Supplied data ▸
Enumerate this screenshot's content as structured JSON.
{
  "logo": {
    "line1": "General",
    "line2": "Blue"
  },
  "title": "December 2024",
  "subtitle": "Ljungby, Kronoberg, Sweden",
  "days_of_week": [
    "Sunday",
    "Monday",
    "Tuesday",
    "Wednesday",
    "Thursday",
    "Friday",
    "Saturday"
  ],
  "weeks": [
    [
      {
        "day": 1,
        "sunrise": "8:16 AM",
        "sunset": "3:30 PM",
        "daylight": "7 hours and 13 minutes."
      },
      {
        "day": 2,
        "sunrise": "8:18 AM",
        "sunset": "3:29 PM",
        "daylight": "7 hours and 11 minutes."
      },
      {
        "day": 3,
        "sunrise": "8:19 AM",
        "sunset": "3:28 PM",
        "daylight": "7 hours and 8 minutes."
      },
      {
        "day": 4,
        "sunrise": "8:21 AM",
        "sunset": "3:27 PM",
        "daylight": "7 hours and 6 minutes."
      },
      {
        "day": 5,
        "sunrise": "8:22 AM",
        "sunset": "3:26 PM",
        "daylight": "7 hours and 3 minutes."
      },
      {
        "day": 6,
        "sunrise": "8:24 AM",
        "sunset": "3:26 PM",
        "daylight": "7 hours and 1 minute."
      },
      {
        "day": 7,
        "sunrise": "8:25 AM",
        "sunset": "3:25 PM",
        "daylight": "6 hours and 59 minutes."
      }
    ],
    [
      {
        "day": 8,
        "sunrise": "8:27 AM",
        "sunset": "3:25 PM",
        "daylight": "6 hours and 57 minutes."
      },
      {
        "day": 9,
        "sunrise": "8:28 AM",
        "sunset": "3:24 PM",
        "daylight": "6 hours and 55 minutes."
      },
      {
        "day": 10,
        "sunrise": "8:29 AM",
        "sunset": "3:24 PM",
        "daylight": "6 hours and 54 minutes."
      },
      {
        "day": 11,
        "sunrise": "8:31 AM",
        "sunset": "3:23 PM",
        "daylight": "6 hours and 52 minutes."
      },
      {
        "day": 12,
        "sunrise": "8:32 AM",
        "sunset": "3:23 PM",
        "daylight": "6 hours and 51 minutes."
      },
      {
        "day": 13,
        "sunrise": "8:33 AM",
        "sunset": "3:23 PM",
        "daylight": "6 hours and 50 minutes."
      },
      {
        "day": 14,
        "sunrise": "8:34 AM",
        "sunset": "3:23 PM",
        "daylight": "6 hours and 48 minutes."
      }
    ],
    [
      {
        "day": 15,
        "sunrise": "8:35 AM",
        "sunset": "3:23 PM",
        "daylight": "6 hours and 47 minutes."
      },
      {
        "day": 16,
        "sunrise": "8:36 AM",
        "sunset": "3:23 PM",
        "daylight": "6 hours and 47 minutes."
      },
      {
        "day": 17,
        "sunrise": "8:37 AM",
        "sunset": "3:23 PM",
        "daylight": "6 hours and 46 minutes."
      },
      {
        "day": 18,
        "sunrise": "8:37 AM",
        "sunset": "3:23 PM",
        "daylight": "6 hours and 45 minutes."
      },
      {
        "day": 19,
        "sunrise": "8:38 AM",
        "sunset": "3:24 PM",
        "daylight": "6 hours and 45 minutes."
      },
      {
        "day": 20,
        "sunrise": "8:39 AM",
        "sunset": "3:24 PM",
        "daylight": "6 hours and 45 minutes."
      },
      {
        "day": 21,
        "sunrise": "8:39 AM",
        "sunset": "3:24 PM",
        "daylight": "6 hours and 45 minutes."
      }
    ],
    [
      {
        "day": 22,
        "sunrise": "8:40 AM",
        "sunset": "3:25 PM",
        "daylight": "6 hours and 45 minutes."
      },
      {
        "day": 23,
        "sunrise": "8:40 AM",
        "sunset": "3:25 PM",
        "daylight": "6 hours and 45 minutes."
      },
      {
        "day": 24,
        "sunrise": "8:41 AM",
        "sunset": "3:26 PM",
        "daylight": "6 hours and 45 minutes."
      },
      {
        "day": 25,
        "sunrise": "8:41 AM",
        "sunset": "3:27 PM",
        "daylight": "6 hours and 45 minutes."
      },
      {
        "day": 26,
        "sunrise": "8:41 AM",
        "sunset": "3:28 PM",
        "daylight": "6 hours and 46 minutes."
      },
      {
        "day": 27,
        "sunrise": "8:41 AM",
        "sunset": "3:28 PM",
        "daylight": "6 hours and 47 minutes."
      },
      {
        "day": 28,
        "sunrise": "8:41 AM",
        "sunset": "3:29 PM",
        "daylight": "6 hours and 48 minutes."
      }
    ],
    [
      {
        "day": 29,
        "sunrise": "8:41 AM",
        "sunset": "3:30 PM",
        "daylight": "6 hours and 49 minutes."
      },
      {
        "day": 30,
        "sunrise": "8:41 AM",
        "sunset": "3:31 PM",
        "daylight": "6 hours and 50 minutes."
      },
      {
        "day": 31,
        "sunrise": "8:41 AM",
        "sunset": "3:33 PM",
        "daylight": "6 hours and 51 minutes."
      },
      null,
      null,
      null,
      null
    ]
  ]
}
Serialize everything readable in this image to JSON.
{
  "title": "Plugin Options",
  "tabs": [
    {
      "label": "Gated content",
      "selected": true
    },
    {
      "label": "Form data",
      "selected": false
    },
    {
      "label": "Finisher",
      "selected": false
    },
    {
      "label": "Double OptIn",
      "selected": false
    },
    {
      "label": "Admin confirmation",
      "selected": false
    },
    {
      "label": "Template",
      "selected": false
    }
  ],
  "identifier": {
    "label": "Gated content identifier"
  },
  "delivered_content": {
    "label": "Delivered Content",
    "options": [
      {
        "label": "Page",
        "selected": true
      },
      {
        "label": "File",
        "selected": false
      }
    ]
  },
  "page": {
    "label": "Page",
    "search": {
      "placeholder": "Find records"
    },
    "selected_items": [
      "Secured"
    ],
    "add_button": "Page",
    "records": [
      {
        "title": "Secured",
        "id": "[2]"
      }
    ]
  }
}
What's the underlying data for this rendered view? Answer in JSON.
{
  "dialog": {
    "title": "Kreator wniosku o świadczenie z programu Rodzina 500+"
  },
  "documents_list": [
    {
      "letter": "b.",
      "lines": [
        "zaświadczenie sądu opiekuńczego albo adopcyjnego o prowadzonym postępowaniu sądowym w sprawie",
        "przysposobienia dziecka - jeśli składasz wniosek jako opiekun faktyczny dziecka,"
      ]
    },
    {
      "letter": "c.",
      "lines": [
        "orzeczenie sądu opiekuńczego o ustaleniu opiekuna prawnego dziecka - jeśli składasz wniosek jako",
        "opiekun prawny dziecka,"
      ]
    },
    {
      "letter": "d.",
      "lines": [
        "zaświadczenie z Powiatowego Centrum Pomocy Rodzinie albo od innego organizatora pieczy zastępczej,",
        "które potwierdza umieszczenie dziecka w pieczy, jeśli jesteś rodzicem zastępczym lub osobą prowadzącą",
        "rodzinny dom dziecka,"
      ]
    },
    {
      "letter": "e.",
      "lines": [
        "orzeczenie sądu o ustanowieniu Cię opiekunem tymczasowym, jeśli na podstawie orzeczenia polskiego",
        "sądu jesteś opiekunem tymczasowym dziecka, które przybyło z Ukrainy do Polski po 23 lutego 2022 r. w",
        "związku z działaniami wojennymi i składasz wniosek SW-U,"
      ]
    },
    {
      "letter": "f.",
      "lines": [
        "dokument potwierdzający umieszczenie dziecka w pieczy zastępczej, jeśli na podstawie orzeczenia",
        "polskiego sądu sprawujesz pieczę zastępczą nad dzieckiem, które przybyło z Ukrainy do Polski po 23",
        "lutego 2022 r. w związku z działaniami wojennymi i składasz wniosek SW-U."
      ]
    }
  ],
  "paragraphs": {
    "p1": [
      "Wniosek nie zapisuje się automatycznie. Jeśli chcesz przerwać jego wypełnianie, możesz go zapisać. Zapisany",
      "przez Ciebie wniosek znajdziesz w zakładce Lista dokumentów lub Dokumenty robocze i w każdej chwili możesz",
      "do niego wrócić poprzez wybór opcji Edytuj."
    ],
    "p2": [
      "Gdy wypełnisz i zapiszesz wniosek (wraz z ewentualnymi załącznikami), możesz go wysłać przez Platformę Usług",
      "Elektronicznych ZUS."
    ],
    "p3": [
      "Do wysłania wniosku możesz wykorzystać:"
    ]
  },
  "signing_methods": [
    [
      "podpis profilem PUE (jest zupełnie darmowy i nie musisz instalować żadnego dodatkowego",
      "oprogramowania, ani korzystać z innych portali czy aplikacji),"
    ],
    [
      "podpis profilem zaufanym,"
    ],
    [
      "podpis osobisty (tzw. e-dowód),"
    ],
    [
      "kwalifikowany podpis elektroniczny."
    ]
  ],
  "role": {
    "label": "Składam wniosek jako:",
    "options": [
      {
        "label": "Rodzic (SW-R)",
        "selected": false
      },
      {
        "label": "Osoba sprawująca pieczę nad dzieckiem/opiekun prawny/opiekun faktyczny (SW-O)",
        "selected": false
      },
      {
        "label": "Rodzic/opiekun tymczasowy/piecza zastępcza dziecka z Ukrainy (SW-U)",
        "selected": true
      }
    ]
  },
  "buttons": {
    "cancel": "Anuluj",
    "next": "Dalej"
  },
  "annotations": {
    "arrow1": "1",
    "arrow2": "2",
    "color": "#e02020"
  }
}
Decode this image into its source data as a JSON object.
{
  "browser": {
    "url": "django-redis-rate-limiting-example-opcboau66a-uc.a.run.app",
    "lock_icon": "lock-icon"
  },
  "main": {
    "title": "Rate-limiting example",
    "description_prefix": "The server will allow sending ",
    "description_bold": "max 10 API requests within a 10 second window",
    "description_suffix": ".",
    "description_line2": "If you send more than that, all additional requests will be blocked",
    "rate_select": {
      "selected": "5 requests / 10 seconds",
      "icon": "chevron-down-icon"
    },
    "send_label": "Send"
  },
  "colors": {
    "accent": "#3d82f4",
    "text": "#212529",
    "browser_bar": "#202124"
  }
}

Exercise aim ▸
Copy all lines from the data that hold the word "JSON".

The completed task ▸
Enumerate this screenshot's content as structured JSON.
Serialize everything readable in this image to JSON.
What's the underlying data for this rendered view? Answer in JSON.
Decode this image into its source data as a JSON object.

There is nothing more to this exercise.